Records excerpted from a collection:
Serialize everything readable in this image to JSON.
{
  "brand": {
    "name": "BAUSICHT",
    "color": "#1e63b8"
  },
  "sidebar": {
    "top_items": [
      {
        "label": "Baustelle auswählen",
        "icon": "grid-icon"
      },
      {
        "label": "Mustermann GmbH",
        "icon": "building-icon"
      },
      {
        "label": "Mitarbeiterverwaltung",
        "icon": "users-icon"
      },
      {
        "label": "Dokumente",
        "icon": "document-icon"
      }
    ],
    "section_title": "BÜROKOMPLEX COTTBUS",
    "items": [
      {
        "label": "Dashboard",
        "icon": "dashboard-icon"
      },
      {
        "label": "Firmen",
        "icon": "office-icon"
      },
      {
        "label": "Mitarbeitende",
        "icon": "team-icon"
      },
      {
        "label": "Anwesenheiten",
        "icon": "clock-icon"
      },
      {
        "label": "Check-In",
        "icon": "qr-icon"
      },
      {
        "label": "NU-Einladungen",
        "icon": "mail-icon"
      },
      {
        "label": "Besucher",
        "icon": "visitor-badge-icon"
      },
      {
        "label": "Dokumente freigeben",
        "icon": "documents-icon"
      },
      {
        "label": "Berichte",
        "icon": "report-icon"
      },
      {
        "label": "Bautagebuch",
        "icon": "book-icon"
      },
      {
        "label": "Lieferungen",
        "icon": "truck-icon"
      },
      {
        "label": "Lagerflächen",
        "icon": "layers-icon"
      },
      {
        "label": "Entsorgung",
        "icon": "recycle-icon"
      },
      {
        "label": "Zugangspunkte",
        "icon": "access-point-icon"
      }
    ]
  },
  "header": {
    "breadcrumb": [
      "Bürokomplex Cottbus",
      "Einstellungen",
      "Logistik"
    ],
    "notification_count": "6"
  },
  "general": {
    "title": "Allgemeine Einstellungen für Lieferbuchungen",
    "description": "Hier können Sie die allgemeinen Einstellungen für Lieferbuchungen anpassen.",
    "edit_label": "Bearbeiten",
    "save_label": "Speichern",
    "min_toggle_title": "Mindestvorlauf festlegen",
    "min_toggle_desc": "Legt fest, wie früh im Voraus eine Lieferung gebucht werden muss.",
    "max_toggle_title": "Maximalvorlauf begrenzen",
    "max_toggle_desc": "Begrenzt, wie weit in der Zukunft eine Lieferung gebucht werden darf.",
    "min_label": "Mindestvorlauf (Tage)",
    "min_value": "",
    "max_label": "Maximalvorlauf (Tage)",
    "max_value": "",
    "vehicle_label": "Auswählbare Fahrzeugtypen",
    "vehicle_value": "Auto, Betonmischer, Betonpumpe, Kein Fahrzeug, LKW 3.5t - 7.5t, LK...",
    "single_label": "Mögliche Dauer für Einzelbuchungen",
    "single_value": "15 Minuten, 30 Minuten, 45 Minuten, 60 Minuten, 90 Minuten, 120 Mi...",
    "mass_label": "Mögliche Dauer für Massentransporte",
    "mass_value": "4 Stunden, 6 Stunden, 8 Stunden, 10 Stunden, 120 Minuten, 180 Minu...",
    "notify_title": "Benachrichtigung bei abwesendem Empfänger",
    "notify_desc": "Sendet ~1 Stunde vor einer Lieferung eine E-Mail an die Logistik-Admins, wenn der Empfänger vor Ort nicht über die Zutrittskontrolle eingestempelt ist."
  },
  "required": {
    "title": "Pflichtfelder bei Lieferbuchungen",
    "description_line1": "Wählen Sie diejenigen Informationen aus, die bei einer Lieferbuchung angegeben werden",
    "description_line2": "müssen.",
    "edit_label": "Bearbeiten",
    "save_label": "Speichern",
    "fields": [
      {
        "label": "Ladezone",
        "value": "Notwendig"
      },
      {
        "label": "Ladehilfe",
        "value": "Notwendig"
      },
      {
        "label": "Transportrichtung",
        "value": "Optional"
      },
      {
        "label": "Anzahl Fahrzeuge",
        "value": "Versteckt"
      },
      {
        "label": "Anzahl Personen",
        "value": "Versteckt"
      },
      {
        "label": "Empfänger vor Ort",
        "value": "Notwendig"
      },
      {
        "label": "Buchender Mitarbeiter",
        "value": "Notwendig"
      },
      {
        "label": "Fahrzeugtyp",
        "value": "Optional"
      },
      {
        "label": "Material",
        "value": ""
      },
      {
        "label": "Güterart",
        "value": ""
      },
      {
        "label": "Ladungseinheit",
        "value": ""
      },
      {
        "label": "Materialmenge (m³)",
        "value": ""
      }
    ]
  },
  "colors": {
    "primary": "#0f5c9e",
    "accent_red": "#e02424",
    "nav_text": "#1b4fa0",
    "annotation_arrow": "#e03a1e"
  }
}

Task statement: Restate the records, all of them, precisely as written.

Response:
Serialize everything readable in this image to JSON.
{
  "brand": {
    "name": "BAUSICHT",
    "color": "#1e63b8"
  },
  "sidebar": {
    "top_items": [
      {
        "label": "Baustelle auswählen",
        "icon": "grid-icon"
      },
      {
        "label": "Mustermann GmbH",
        "icon": "building-icon"
      },
      {
        "label": "Mitarbeiterverwaltung",
        "icon": "users-icon"
      },
      {
        "label": "Dokumente",
        "icon": "document-icon"
      }
    ],
    "section_title": "BÜROKOMPLEX COTTBUS",
    "items": [
      {
        "label": "Dashboard",
        "icon": "dashboard-icon"
      },
      {
        "label": "Firmen",
        "icon": "office-icon"
      },
      {
        "label": "Mitarbeitende",
        "icon": "team-icon"
      },
      {
        "label": "Anwesenheiten",
        "icon": "clock-icon"
      },
      {
        "label": "Check-In",
        "icon": "qr-icon"
      },
      {
        "label": "NU-Einladungen",
        "icon": "mail-icon"
      },
      {
        "label": "Besucher",
        "icon": "visitor-badge-icon"
      },
      {
        "label": "Dokumente freigeben",
        "icon": "documents-icon"
      },
      {
        "label": "Berichte",
        "icon": "report-icon"
      },
      {
        "label": "Bautagebuch",
        "icon": "book-icon"
      },
      {
        "label": "Lieferungen",
        "icon": "truck-icon"
      },
      {
        "label": "Lagerflächen",
        "icon": "layers-icon"
      },
      {
        "label": "Entsorgung",
        "icon": "recycle-icon"
      },
      {
        "label": "Zugangspunkte",
        "icon": "access-point-icon"
      }
    ]
  },
  "header": {
    "breadcrumb": [
      "Bürokomplex Cottbus",
      "Einstellungen",
      "Logistik"
    ],
    "notification_count": "6"
  },
  "general": {
    "title": "Allgemeine Einstellungen für Lieferbuchungen",
    "description": "Hier können Sie die allgemeinen Einstellungen für Lieferbuchungen anpassen.",
    "edit_label": "Bearbeiten",
    "save_label": "Speichern",
    "min_toggle_title": "Mindestvorlauf festlegen",
    "min_toggle_desc": "Legt fest, wie früh im Voraus eine Lieferung gebucht werden muss.",
    "max_toggle_title": "Maximalvorlauf begrenzen",
    "max_toggle_desc": "Begrenzt, wie weit in der Zukunft eine Lieferung gebucht werden darf.",
    "min_label": "Mindestvorlauf (Tage)",
    "min_value": "",
    "max_label": "Maximalvorlauf (Tage)",
    "max_value": "",
    "vehicle_label": "Auswählbare Fahrzeugtypen",
    "vehicle_value": "Auto, Betonmischer, Betonpumpe, Kein Fahrzeug, LKW 3.5t - 7.5t, LK...",
    "single_label": "Mögliche Dauer für Einzelbuchungen",
    "single_value": "15 Minuten, 30 Minuten, 45 Minuten, 60 Minuten, 90 Minuten, 120 Mi...",
    "mass_label": "Mögliche Dauer für Massentransporte",
    "mass_value": "4 Stunden, 6 Stunden, 8 Stunden, 10 Stunden, 120 Minuten, 180 Minu...",
    "notify_title": "Benachrichtigung bei abwesendem Empfänger",
    "notify_desc": "Sendet ~1 Stunde vor einer Lieferung eine E-Mail an die Logistik-Admins, wenn der Empfänger vor Ort nicht über die Zutrittskontrolle eingestempelt ist."
  },
  "required": {
    "title": "Pflichtfelder bei Lieferbuchungen",
    "description_line1": "Wählen Sie diejenigen Informationen aus, die bei einer Lieferbuchung angegeben werden",
    "description_line2": "müssen.",
    "edit_label": "Bearbeiten",
    "save_label": "Speichern",
    "fields": [
      {
        "label": "Ladezone",
        "value": "Notwendig"
      },
      {
        "label": "Ladehilfe",
        "value": "Notwendig"
      },
      {
        "label": "Transportrichtung",
        "value": "Optional"
      },
      {
        "label": "Anzahl Fahrzeuge",
        "value": "Versteckt"
      },
      {
        "label": "Anzahl Personen",
        "value": "Versteckt"
      },
      {
        "label": "Empfänger vor Ort",
        "value": "Notwendig"
      },
      {
        "label": "Buchender Mitarbeiter",
        "value": "Notwendig"
      },
      {
        "label": "Fahrzeugtyp",
        "value": "Optional"
      },
      {
        "label": "Material",
        "value": ""
      },
      {
        "label": "Güterart",
        "value": ""
      },
      {
        "label": "Ladungseinheit",
        "value": ""
      },
      {
        "label": "Materialmenge (m³)",
        "value": ""
      }
    ]
  },
  "colors": {
    "primary": "#0f5c9e",
    "accent_red": "#e02424",
    "nav_text": "#1b4fa0",
    "annotation_arrow": "#e03a1e"
  }
}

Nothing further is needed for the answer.